• **Listing**
.....
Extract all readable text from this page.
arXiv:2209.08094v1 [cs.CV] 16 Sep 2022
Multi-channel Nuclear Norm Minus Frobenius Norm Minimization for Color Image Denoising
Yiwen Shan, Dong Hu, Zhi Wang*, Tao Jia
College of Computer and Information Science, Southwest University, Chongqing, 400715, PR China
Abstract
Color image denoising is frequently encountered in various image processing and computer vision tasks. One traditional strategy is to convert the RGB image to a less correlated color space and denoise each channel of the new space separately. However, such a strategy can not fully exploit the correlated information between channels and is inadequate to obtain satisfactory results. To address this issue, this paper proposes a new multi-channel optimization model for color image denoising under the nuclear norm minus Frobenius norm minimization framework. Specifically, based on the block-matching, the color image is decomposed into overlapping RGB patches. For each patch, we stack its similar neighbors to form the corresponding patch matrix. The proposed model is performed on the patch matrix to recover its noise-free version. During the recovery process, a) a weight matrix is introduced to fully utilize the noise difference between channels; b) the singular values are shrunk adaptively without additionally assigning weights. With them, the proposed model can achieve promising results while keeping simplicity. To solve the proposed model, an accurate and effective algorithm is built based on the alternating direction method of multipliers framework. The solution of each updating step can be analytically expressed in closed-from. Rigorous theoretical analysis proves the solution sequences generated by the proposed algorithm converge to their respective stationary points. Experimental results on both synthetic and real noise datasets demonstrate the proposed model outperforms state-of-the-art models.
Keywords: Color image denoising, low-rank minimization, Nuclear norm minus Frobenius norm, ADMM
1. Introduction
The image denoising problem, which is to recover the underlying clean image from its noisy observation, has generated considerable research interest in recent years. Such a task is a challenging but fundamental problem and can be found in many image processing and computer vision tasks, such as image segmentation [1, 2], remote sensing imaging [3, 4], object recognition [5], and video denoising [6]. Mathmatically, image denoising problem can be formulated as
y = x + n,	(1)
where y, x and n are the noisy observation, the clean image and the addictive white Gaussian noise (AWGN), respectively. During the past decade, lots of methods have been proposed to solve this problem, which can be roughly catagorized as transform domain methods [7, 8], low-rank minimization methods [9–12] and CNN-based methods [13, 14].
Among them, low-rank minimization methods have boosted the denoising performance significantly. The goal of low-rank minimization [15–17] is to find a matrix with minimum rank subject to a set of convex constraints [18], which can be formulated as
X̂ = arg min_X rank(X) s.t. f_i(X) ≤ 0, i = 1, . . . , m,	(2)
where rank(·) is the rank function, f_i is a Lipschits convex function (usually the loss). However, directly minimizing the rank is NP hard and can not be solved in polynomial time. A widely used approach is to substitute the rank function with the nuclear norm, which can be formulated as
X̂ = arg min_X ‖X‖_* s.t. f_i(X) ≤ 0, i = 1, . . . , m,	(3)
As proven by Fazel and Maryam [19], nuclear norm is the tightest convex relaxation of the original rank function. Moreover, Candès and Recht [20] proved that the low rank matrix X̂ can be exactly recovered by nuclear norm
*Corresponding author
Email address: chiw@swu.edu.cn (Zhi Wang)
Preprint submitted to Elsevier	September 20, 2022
.....
• **Task to carry out**
From the listing above, reproduce all the lines exactly.

• **Exercise result**
Extract all readable text from this page.
arXiv:2209.08094v1 [cs.CV] 16 Sep 2022
Multi-channel Nuclear Norm Minus Frobenius Norm Minimization for Color Image Denoising
Yiwen Shan, Dong Hu, Zhi Wang*, Tao Jia
College of Computer and Information Science, Southwest University, Chongqing, 400715, PR China
Abstract
Color image denoising is frequently encountered in various image processing and computer vision tasks. One traditional strategy is to convert the RGB image to a less correlated color space and denoise each channel of the new space separately. However, such a strategy can not fully exploit the correlated information between channels and is inadequate to obtain satisfactory results. To address this issue, this paper proposes a new multi-channel optimization model for color image denoising under the nuclear norm minus Frobenius norm minimization framework. Specifically, based on the block-matching, the color image is decomposed into overlapping RGB patches. For each patch, we stack its similar neighbors to form the corresponding patch matrix. The proposed model is performed on the patch matrix to recover its noise-free version. During the recovery process, a) a weight matrix is introduced to fully utilize the noise difference between channels; b) the singular values are shrunk adaptively without additionally assigning weights. With them, the proposed model can achieve promising results while keeping simplicity. To solve the proposed model, an accurate and effective algorithm is built based on the alternating direction method of multipliers framework. The solution of each updating step can be analytically expressed in closed-from. Rigorous theoretical analysis proves the solution sequences generated by the proposed algorithm converge to their respective stationary points. Experimental results on both synthetic and real noise datasets demonstrate the proposed model outperforms state-of-the-art models.
Keywords: Color image denoising, low-rank minimization, Nuclear norm minus Frobenius norm, ADMM
1. Introduction
The image denoising problem, which is to recover the underlying clean image from its noisy observation, has generated considerable research interest in recent years. Such a task is a challenging but fundamental problem and can be found in many image processing and computer vision tasks, such as image segmentation [1, 2], remote sensing imaging [3, 4], object recognition [5], and video denoising [6]. Mathmatically, image denoising problem can be formulated as
y = x + n,	(1)
where y, x and n are the noisy observation, the clean image and the addictive white Gaussian noise (AWGN), respectively. During the past decade, lots of methods have been proposed to solve this problem, which can be roughly catagorized as transform domain methods [7, 8], low-rank minimization methods [9–12] and CNN-based methods [13, 14].
Among them, low-rank minimization methods have boosted the denoising performance significantly. The goal of low-rank minimization [15–17] is to find a matrix with minimum rank subject to a set of convex constraints [18], which can be formulated as
X̂ = arg min_X rank(X) s.t. f_i(X) ≤ 0, i = 1, . . . , m,	(2)
where rank(·) is the rank function, f_i is a Lipschits convex function (usually the loss). However, directly minimizing the rank is NP hard and can not be solved in polynomial time. A widely used approach is to substitute the rank function with the nuclear norm, which can be formulated as
X̂ = arg min_X ‖X‖_* s.t. f_i(X) ≤ 0, i = 1, . . . , m,	(3)
As proven by Fazel and Maryam [19], nuclear norm is the tightest convex relaxation of the original rank function. Moreover, Candès and Recht [20] proved that the low rank matrix X̂ can be exactly recovered by nuclear norm
*Corresponding author
Email address: chiw@swu.edu.cn (Zhi Wang)
Preprint submitted to Elsevier	September 20, 2022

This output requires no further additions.